-- WHAT THE EXERCISE ASKS --
Search the material below for the string "water" and extract each line that has it.

## begin TASK INPUTS

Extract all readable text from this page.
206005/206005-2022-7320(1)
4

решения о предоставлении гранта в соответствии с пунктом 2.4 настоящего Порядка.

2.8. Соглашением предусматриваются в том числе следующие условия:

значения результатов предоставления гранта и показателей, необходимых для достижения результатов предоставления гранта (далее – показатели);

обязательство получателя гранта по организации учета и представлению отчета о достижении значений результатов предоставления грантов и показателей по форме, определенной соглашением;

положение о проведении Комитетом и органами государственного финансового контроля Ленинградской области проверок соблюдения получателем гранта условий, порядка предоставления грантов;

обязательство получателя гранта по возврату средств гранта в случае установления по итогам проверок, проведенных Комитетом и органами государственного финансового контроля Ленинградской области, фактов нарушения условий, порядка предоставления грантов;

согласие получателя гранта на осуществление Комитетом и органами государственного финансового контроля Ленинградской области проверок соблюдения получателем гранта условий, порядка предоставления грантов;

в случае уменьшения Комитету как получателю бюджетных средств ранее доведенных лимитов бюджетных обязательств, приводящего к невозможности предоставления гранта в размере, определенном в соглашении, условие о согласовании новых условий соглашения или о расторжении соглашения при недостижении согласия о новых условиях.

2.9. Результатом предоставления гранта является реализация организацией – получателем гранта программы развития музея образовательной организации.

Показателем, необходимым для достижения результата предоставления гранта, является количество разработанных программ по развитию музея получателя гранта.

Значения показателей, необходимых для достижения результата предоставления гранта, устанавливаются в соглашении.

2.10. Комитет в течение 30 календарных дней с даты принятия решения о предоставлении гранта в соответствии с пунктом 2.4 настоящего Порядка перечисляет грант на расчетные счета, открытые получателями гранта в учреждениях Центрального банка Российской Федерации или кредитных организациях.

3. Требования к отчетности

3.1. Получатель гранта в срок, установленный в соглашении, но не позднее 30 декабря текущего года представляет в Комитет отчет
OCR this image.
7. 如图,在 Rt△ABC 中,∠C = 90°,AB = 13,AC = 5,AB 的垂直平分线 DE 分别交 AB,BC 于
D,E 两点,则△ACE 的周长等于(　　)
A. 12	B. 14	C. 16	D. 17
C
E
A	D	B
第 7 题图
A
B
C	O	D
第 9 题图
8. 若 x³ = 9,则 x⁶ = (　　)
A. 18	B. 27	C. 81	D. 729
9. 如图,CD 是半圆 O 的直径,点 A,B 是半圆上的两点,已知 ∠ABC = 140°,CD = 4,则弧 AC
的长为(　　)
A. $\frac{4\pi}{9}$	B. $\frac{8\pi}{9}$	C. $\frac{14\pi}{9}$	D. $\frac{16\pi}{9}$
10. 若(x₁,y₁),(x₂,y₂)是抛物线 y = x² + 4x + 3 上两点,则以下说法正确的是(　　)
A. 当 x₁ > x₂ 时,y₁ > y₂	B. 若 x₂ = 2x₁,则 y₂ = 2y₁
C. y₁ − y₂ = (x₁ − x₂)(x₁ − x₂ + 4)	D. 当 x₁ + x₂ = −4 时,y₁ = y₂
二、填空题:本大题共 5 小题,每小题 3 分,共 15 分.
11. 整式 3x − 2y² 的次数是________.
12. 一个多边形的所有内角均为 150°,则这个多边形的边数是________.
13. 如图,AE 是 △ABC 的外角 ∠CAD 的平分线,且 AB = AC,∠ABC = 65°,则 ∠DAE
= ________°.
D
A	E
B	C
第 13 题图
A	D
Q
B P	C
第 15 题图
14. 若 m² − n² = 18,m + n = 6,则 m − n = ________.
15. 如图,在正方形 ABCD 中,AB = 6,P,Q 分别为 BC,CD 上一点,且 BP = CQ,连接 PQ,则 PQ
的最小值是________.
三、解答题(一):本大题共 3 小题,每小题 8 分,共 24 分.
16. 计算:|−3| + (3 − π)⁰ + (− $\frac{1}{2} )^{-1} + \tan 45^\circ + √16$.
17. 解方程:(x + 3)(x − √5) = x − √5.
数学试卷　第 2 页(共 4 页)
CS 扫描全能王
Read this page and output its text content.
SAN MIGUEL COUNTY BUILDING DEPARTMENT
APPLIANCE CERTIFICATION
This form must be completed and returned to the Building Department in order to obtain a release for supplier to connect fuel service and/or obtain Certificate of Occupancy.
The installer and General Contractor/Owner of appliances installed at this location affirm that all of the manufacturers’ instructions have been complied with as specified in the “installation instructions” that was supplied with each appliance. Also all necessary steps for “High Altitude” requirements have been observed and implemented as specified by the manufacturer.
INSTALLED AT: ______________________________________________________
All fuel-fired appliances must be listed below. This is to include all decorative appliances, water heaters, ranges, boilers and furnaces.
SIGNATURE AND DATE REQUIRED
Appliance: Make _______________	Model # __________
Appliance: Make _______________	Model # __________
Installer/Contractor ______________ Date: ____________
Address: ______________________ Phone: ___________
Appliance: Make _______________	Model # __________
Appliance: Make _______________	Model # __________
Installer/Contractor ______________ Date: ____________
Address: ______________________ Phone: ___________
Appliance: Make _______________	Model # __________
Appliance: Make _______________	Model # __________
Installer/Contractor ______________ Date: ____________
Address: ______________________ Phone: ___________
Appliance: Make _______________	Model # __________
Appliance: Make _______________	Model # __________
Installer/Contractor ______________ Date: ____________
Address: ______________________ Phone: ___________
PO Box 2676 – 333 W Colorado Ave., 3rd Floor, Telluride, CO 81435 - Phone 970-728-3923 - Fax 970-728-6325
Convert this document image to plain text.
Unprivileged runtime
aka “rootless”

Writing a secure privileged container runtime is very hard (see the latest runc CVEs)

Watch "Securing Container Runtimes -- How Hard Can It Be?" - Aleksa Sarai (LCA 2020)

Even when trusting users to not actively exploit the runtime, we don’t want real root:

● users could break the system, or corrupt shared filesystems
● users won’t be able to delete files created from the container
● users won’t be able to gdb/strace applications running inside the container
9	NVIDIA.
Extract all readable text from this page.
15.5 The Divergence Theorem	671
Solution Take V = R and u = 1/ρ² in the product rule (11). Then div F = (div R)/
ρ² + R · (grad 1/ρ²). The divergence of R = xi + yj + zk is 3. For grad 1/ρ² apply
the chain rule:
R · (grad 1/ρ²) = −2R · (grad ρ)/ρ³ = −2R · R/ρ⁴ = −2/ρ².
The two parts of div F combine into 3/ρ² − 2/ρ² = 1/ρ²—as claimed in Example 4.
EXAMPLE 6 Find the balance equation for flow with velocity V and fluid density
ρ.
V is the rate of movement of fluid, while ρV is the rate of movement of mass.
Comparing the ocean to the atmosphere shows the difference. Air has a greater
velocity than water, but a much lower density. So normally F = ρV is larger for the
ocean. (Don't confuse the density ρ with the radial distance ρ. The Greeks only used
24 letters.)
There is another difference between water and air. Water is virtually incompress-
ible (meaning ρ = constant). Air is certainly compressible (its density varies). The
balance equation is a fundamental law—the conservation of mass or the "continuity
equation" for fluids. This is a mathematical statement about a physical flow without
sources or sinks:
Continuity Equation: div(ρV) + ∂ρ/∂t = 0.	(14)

## end TASK INPUTS

-- RESULT BELOW --
All fuel-fired appliances must be listed below. This is to include all decorative appliances, water heaters, ranges, boilers and furnaces.
velocity than water, but a much lower density. So normally F = ρV is larger for the
There is another difference between water and air. Water is virtually incompress-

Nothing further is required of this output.